Print the data exactly as it is given, please.

### RECORDS:
━━━━━━━━━━
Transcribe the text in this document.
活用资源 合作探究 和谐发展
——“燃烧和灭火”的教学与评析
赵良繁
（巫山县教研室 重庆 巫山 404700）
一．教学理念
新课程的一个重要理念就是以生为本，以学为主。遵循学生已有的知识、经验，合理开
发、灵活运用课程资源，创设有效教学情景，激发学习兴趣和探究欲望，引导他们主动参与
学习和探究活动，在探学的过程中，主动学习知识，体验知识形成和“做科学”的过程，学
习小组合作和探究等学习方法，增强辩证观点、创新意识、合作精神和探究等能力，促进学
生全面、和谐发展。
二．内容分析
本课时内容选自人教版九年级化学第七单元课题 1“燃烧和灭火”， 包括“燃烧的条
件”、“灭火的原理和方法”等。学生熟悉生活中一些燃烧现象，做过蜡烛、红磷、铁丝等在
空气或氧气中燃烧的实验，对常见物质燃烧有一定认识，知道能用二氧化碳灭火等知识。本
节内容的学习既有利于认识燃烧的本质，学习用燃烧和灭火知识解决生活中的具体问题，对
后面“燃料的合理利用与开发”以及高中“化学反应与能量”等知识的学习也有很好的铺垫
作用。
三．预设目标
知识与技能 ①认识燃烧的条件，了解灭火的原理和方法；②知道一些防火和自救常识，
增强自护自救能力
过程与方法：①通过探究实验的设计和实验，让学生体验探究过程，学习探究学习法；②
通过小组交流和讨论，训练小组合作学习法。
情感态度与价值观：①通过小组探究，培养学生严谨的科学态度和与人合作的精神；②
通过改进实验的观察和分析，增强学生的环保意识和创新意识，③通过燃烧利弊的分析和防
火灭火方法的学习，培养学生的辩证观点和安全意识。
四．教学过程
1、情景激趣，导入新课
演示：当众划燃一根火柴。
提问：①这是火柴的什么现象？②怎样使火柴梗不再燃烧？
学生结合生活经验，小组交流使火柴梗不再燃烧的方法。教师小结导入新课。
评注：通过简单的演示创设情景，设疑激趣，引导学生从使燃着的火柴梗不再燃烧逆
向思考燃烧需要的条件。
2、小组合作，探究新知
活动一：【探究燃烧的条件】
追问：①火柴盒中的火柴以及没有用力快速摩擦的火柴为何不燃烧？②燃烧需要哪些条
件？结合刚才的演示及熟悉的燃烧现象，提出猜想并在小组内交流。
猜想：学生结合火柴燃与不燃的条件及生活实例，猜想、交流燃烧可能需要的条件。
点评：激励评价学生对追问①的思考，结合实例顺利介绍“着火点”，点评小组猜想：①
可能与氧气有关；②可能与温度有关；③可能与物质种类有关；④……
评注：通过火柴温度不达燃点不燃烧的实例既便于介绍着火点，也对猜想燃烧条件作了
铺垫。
━━━━━━━━━━
### RESULT FOR THIS TASK:
Transcribe the text in this document.
活用资源 合作探究 和谐发展
——“燃烧和灭火”的教学与评析
赵良繁
（巫山县教研室 重庆 巫山 404700）
一．教学理念
新课程的一个重要理念就是以生为本，以学为主。遵循学生已有的知识、经验，合理开
发、灵活运用课程资源，创设有效教学情景，激发学习兴趣和探究欲望，引导他们主动参与
学习和探究活动，在探学的过程中，主动学习知识，体验知识形成和“做科学”的过程，学
习小组合作和探究等学习方法，增强辩证观点、创新意识、合作精神和探究等能力，促进学
生全面、和谐发展。
二．内容分析
本课时内容选自人教版九年级化学第七单元课题 1“燃烧和灭火”， 包括“燃烧的条
件”、“灭火的原理和方法”等。学生熟悉生活中一些燃烧现象，做过蜡烛、红磷、铁丝等在
空气或氧气中燃烧的实验，对常见物质燃烧有一定认识，知道能用二氧化碳灭火等知识。本
节内容的学习既有利于认识燃烧的本质，学习用燃烧和灭火知识解决生活中的具体问题，对
后面“燃料的合理利用与开发”以及高中“化学反应与能量”等知识的学习也有很好的铺垫
作用。
三．预设目标
知识与技能 ①认识燃烧的条件，了解灭火的原理和方法；②知道一些防火和自救常识，
增强自护自救能力
过程与方法：①通过探究实验的设计和实验，让学生体验探究过程，学习探究学习法；②
通过小组交流和讨论，训练小组合作学习法。
情感态度与价值观：①通过小组探究，培养学生严谨的科学态度和与人合作的精神；②
通过改进实验的观察和分析，增强学生的环保意识和创新意识，③通过燃烧利弊的分析和防
火灭火方法的学习，培养学生的辩证观点和安全意识。
四．教学过程
1、情景激趣，导入新课
演示：当众划燃一根火柴。
提问：①这是火柴的什么现象？②怎样使火柴梗不再燃烧？
学生结合生活经验，小组交流使火柴梗不再燃烧的方法。教师小结导入新课。
评注：通过简单的演示创设情景，设疑激趣，引导学生从使燃着的火柴梗不再燃烧逆
向思考燃烧需要的条件。
2、小组合作，探究新知
活动一：【探究燃烧的条件】
追问：①火柴盒中的火柴以及没有用力快速摩擦的火柴为何不燃烧？②燃烧需要哪些条
件？结合刚才的演示及熟悉的燃烧现象，提出猜想并在小组内交流。
猜想：学生结合火柴燃与不燃的条件及生活实例，猜想、交流燃烧可能需要的条件。
点评：激励评价学生对追问①的思考，结合实例顺利介绍“着火点”，点评小组猜想：①
可能与氧气有关；②可能与温度有关；③可能与物质种类有关；④……
评注：通过火柴温度不达燃点不燃烧的实例既便于介绍着火点，也对猜想燃烧条件作了
铺垫。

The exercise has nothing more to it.